Reproduce the listing exactly and skip over any pictures.

Begin

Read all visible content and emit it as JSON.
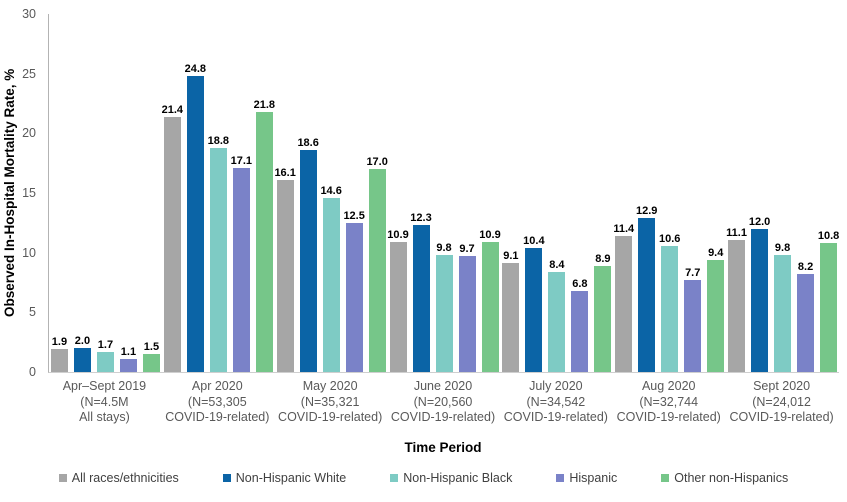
{
  "chart_data": {
    "type": "bar",
    "title": "",
    "ylabel": "Observed In-Hospital Mortality Rate, %",
    "xlabel": "Time Period",
    "ylim": [
      0,
      30
    ],
    "yticks": [
      0,
      5,
      10,
      15,
      20,
      25,
      30
    ],
    "grid": false,
    "legend_position": "bottom",
    "categories": [
      {
        "lines": [
          "Apr–Sept 2019",
          "(N=4.5M",
          "All stays)"
        ],
        "patterned": true
      },
      {
        "lines": [
          "Apr 2020",
          "(N=53,305",
          "COVID-19-related)"
        ],
        "patterned": false
      },
      {
        "lines": [
          "May 2020",
          "(N=35,321",
          "COVID-19-related)"
        ],
        "patterned": false
      },
      {
        "lines": [
          "June 2020",
          "(N=20,560",
          "COVID-19-related)"
        ],
        "patterned": false
      },
      {
        "lines": [
          "July 2020",
          "(N=34,542",
          "COVID-19-related)"
        ],
        "patterned": false
      },
      {
        "lines": [
          "Aug 2020",
          "(N=32,744",
          "COVID-19-related)"
        ],
        "patterned": false
      },
      {
        "lines": [
          "Sept 2020",
          "(N=24,012",
          "COVID-19-related)"
        ],
        "patterned": false
      }
    ],
    "series": [
      {
        "name": "All races/ethnicities",
        "color": "#a6a6a6",
        "values": [
          1.9,
          21.4,
          16.1,
          10.9,
          9.1,
          11.4,
          11.1
        ]
      },
      {
        "name": "Non-Hispanic White",
        "color": "#0b64a6",
        "values": [
          2.0,
          24.8,
          18.6,
          12.3,
          10.4,
          12.9,
          12.0
        ]
      },
      {
        "name": "Non-Hispanic Black",
        "color": "#7ecbc4",
        "values": [
          1.7,
          18.8,
          14.6,
          9.8,
          8.4,
          10.6,
          9.8
        ]
      },
      {
        "name": "Hispanic",
        "color": "#7a82c8",
        "values": [
          1.1,
          17.1,
          12.5,
          9.7,
          6.8,
          7.7,
          8.2
        ]
      },
      {
        "name": "Other non-Hispanics",
        "color": "#76c689",
        "values": [
          1.5,
          21.8,
          17.0,
          10.9,
          8.9,
          9.4,
          10.8
        ]
      }
    ]
  }
}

End

WRITTEN RESPONSE>
Read all visible content and emit it as JSON.
{
  "chart_data": {
    "type": "bar",
    "title": "",
    "ylabel": "Observed In-Hospital Mortality Rate, %",
    "xlabel": "Time Period",
    "ylim": [
      0,
      30
    ],
    "yticks": [
      0,
      5,
      10,
      15,
      20,
      25,
      30
    ],
    "grid": false,
    "legend_position": "bottom",
    "categories": [
      {
        "lines": [
          "Apr–Sept 2019",
          "(N=4.5M",
          "All stays)"
        ],
        "patterned": true
      },
      {
        "lines": [
          "Apr 2020",
          "(N=53,305",
          "COVID-19-related)"
        ],
        "patterned": false
      },
      {
        "lines": [
          "May 2020",
          "(N=35,321",
          "COVID-19-related)"
        ],
        "patterned": false
      },
      {
        "lines": [
          "June 2020",
          "(N=20,560",
          "COVID-19-related)"
        ],
        "patterned": false
      },
      {
        "lines": [
          "July 2020",
          "(N=34,542",
          "COVID-19-related)"
        ],
        "patterned": false
      },
      {
        "lines": [
          "Aug 2020",
          "(N=32,744",
          "COVID-19-related)"
        ],
        "patterned": false
      },
      {
        "lines": [
          "Sept 2020",
          "(N=24,012",
          "COVID-19-related)"
        ],
        "patterned": false
      }
    ],
    "series": [
      {
        "name": "All races/ethnicities",
        "color": "#a6a6a6",
        "values": [
          1.9,
          21.4,
          16.1,
          10.9,
          9.1,
          11.4,
          11.1
        ]
      },
      {
        "name": "Non-Hispanic White",
        "color": "#0b64a6",
        "values": [
          2.0,
          24.8,
          18.6,
          12.3,
          10.4,
          12.9,
          12.0
        ]
      },
      {
        "name": "Non-Hispanic Black",
        "color": "#7ecbc4",
        "values": [
          1.7,
          18.8,
          14.6,
          9.8,
          8.4,
          10.6,
          9.8
        ]
      },
      {
        "name": "Hispanic",
        "color": "#7a82c8",
        "values": [
          1.1,
          17.1,
          12.5,
          9.7,
          6.8,
          7.7,
          8.2
        ]
      },
      {
        "name": "Other non-Hispanics",
        "color": "#76c689",
        "values": [
          1.5,
          21.8,
          17.0,
          10.9,
          8.9,
          9.4,
          10.8
        ]
      }
    ]
  }
}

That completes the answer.